Pull each line containing "laboratories" out of the data and copy it.

>>

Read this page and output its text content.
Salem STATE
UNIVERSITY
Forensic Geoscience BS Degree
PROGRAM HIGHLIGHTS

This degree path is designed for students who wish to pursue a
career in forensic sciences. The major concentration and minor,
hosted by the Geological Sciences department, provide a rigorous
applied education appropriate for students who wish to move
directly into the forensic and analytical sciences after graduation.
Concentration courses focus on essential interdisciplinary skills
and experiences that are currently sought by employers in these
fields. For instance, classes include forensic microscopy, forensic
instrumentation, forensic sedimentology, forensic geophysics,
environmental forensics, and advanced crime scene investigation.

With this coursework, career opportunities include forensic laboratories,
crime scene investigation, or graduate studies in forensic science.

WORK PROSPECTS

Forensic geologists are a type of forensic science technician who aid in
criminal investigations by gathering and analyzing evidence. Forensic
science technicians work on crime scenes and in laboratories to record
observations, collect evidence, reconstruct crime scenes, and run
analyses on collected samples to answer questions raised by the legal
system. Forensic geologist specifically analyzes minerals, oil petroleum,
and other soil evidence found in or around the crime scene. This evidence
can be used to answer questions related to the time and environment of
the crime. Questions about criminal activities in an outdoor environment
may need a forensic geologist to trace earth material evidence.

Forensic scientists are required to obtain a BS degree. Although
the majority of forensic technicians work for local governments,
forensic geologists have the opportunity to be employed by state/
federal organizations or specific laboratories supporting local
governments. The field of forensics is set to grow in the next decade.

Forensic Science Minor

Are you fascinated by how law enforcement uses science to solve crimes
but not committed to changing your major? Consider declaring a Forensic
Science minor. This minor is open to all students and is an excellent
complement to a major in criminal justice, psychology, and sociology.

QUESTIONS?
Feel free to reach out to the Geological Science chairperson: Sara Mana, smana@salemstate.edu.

<<

**Response to the task**
With this coursework, career opportunities include forensic laboratories,
science technicians work on crime scenes and in laboratories to record
federal organizations or specific laboratories supporting local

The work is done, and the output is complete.